## GIVEN EXERCISE
Find the string "Resource" in the listing and report every line that has it.

## DATA FOR THE TASK

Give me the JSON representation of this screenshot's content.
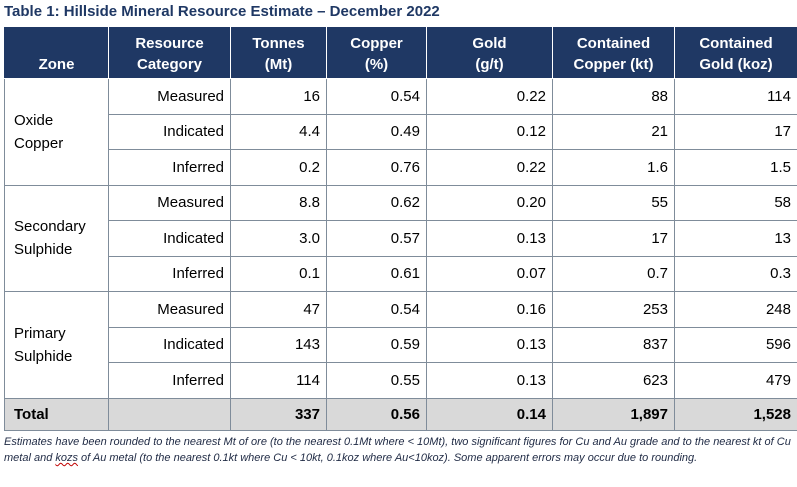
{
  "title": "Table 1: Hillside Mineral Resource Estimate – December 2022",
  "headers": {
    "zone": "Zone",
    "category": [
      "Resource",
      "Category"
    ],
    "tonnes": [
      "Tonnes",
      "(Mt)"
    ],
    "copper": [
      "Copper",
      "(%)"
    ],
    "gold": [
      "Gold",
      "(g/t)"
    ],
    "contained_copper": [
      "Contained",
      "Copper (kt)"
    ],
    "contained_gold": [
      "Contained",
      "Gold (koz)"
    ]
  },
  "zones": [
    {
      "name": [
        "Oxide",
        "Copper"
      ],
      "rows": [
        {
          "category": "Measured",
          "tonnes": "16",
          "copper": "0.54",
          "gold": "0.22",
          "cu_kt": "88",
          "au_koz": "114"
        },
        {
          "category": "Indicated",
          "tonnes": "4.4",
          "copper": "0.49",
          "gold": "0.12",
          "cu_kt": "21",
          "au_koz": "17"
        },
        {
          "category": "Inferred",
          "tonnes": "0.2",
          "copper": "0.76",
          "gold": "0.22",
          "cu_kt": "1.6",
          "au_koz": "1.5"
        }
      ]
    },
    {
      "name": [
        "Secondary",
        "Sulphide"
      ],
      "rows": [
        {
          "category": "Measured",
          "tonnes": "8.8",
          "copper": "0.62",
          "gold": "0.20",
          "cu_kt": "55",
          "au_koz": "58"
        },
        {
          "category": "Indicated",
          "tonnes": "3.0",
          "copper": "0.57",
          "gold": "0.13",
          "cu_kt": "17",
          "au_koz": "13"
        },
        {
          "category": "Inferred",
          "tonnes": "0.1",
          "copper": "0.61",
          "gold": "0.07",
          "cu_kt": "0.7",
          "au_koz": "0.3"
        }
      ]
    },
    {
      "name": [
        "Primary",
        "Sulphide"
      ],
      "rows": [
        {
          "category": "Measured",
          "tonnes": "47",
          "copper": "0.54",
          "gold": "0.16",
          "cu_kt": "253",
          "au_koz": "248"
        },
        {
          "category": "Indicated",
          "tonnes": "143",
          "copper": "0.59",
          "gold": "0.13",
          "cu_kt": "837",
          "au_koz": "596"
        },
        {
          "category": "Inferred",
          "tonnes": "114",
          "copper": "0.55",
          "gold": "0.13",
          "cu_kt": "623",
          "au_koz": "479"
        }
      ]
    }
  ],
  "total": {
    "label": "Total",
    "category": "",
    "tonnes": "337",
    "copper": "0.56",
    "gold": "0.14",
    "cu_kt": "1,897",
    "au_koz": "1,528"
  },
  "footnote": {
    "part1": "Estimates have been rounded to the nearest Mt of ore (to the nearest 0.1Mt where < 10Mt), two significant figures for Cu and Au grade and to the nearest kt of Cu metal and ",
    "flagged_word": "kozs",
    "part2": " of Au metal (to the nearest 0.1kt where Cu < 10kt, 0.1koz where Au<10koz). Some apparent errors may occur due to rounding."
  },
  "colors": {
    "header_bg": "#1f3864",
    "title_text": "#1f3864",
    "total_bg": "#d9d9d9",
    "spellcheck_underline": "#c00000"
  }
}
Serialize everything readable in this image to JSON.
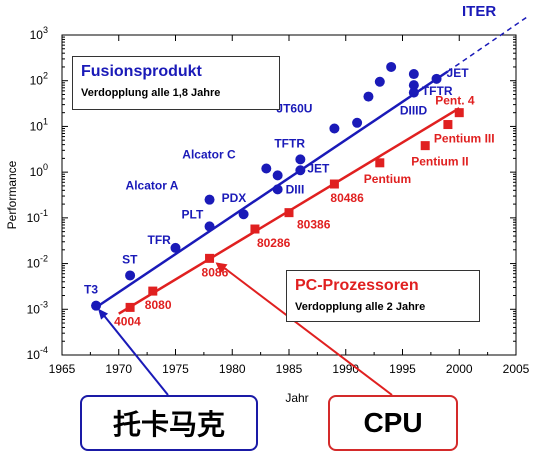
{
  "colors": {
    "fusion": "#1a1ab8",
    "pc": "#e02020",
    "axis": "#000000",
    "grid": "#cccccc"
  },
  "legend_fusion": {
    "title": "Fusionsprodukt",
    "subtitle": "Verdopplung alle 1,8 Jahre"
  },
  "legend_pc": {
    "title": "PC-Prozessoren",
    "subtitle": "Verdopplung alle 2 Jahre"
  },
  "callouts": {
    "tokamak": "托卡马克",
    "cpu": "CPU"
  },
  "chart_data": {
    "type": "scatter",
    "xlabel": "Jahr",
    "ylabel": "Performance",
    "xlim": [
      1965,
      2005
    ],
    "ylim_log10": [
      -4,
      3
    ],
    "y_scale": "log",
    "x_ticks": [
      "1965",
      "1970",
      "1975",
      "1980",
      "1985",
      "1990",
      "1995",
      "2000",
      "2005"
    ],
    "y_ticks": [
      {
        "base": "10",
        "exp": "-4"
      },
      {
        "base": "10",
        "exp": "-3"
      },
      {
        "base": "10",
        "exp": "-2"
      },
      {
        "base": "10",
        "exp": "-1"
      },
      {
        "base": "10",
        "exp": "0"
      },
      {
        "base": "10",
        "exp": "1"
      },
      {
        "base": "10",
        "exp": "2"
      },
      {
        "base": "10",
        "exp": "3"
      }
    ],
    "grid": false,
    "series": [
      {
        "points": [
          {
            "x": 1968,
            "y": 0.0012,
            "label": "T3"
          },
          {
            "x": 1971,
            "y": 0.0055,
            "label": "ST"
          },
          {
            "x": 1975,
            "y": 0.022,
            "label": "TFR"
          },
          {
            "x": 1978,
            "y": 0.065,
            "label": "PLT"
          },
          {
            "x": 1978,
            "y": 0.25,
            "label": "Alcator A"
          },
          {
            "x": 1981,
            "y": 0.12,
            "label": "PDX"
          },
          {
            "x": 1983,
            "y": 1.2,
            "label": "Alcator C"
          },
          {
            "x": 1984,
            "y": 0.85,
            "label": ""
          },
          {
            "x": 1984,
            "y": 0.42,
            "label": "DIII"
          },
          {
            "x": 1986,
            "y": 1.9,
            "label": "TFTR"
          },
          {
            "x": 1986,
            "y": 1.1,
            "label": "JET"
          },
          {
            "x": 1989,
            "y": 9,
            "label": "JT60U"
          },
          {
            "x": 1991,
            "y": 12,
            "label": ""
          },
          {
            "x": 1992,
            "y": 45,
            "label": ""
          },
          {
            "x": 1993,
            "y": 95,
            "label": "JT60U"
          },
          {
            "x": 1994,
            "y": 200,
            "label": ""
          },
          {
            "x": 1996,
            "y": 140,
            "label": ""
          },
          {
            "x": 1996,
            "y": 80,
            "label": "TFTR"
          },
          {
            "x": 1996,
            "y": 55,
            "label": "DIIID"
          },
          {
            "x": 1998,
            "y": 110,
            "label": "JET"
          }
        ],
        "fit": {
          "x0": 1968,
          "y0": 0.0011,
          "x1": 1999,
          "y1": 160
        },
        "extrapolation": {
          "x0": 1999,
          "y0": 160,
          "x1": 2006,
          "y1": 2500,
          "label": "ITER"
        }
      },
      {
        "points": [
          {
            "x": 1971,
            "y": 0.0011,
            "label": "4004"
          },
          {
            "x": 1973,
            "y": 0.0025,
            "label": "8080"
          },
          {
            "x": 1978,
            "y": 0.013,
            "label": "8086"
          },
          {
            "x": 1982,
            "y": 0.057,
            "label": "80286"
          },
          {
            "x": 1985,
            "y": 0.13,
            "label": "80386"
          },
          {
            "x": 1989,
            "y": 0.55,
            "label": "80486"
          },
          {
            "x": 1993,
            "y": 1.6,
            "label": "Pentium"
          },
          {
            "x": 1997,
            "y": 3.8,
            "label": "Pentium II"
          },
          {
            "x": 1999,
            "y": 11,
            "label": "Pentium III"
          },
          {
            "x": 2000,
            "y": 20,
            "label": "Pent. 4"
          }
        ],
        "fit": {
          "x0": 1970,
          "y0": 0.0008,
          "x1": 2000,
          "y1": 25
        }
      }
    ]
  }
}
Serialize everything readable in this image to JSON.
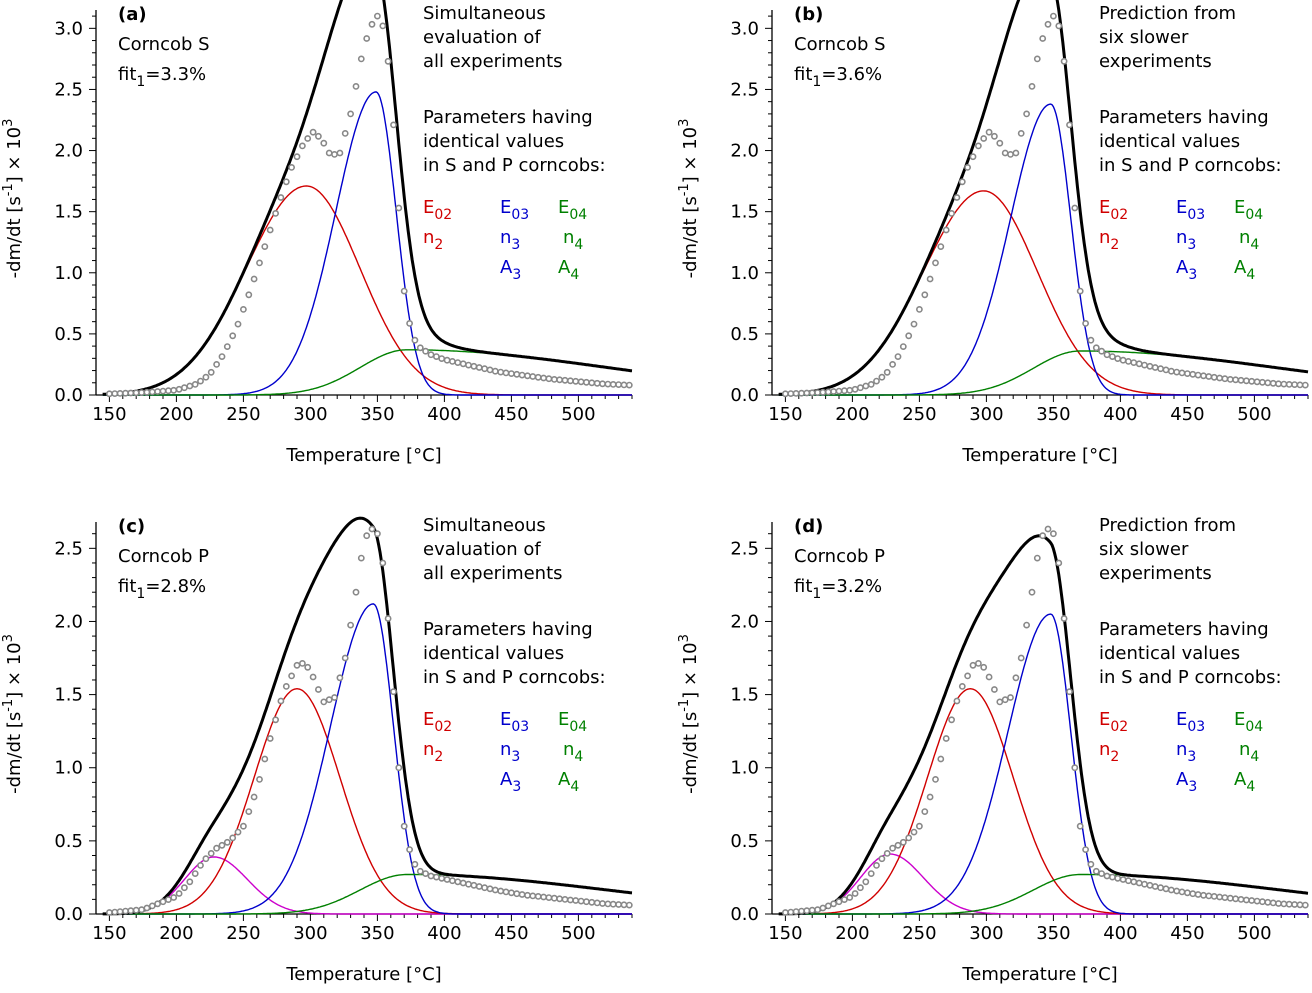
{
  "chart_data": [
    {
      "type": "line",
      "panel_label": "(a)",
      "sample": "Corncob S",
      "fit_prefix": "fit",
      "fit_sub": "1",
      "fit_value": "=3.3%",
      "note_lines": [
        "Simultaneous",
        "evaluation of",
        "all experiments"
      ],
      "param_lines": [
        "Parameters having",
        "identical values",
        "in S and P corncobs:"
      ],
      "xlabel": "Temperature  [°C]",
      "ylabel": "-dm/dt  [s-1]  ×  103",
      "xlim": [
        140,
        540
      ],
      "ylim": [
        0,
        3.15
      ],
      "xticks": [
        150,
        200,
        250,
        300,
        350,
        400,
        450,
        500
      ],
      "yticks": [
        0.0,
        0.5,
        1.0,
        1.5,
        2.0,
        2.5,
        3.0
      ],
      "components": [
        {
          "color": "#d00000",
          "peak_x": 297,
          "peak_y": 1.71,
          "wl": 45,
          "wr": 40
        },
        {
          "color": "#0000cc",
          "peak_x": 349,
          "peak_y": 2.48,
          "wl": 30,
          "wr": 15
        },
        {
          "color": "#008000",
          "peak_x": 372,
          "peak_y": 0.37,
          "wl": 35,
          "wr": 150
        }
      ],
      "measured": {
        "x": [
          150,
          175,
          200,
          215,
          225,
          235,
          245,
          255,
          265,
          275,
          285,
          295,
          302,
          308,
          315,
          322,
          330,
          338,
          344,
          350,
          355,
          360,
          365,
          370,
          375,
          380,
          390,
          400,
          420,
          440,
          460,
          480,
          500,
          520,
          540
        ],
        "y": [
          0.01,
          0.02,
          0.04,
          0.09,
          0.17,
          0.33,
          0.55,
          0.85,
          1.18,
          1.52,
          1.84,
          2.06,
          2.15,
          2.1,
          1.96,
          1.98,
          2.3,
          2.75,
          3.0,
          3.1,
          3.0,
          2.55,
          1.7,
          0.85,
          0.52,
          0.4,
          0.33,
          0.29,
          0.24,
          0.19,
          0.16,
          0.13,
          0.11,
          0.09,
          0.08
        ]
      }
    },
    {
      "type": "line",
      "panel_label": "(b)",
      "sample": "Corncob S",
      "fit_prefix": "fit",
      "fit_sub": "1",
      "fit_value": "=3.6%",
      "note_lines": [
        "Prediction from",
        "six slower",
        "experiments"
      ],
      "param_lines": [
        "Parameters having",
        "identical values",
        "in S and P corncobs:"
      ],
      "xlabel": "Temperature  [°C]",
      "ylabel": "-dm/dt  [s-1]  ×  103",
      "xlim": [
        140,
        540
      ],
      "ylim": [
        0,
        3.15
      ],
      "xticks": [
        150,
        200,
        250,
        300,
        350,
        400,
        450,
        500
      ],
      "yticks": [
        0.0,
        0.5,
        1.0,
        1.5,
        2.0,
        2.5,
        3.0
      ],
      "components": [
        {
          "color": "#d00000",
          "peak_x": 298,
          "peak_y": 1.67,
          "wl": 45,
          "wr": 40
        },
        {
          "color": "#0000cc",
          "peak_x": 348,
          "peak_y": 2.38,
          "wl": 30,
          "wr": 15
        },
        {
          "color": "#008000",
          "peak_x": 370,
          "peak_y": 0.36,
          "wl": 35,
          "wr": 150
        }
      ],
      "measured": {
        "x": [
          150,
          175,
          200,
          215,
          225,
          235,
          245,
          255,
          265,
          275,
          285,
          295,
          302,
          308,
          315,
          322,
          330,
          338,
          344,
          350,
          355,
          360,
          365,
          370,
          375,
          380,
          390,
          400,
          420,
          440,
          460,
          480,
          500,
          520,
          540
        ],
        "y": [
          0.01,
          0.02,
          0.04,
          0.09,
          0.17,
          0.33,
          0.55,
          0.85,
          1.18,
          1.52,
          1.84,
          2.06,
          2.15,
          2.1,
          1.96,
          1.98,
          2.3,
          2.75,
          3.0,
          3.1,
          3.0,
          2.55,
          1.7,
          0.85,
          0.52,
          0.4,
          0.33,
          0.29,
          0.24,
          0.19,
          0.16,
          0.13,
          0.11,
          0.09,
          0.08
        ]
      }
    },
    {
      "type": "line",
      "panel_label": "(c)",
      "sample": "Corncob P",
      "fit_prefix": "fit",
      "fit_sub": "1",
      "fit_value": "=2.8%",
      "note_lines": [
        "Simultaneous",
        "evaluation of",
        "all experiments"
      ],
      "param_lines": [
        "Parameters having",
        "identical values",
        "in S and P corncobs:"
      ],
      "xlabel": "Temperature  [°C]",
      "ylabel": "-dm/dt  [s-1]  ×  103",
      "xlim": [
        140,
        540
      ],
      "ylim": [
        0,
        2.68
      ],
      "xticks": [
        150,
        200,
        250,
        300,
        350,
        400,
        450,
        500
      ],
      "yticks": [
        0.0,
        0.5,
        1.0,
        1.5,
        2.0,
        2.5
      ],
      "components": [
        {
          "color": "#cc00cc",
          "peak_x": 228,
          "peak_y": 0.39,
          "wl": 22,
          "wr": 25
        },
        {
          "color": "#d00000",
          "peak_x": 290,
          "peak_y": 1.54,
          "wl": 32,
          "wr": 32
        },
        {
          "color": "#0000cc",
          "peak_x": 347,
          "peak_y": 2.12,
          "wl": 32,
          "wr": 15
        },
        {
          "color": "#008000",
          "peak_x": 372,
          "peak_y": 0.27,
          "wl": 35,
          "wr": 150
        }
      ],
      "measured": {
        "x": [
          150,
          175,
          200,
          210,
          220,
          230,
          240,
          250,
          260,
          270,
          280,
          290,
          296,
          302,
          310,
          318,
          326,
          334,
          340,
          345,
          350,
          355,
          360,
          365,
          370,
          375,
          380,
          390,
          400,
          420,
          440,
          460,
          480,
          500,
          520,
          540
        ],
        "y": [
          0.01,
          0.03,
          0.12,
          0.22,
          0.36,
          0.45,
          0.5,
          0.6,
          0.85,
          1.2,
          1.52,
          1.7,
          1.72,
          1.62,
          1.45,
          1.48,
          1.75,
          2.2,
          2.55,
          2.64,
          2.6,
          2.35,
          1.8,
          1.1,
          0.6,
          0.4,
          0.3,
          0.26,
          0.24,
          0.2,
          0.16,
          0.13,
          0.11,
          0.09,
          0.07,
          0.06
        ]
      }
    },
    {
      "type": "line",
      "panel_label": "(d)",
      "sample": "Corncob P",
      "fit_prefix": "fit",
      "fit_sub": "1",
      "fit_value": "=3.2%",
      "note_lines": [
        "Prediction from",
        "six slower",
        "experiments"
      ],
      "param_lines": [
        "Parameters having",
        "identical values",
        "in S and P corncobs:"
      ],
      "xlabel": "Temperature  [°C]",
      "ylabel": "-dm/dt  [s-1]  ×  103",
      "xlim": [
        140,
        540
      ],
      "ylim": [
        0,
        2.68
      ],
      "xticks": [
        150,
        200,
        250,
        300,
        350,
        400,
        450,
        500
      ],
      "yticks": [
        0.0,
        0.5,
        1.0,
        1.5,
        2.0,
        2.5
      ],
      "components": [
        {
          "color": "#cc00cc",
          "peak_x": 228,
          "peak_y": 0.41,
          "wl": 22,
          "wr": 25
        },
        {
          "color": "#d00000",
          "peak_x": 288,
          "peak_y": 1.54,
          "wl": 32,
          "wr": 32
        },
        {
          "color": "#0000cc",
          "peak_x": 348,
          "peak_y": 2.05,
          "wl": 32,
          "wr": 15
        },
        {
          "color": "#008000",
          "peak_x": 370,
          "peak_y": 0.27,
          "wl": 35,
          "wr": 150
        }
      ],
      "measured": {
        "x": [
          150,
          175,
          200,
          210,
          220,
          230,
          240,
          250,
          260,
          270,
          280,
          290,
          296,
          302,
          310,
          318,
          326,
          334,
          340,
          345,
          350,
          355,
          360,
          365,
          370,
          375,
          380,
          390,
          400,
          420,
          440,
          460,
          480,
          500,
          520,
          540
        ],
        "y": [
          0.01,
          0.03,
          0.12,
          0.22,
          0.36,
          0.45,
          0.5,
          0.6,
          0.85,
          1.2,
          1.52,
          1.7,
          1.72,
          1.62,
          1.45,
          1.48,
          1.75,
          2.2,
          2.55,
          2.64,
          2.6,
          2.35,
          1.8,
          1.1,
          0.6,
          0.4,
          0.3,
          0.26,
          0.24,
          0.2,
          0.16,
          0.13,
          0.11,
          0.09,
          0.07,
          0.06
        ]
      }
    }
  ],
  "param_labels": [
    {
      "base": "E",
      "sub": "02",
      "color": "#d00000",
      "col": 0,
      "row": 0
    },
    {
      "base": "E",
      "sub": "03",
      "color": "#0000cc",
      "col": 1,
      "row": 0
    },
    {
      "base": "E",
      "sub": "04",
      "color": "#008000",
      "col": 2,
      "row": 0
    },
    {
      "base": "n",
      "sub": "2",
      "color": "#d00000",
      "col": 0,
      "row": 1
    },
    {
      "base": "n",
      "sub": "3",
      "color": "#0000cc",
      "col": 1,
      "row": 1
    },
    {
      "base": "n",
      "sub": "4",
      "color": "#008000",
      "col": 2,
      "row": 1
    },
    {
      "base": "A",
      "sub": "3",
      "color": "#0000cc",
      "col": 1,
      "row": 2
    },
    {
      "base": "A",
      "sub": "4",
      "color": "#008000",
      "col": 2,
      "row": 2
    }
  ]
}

## TASK OUTPUT
  "title": "Table 1: Hillside Mineral Resource Estimate – December 2022",
      "Resource",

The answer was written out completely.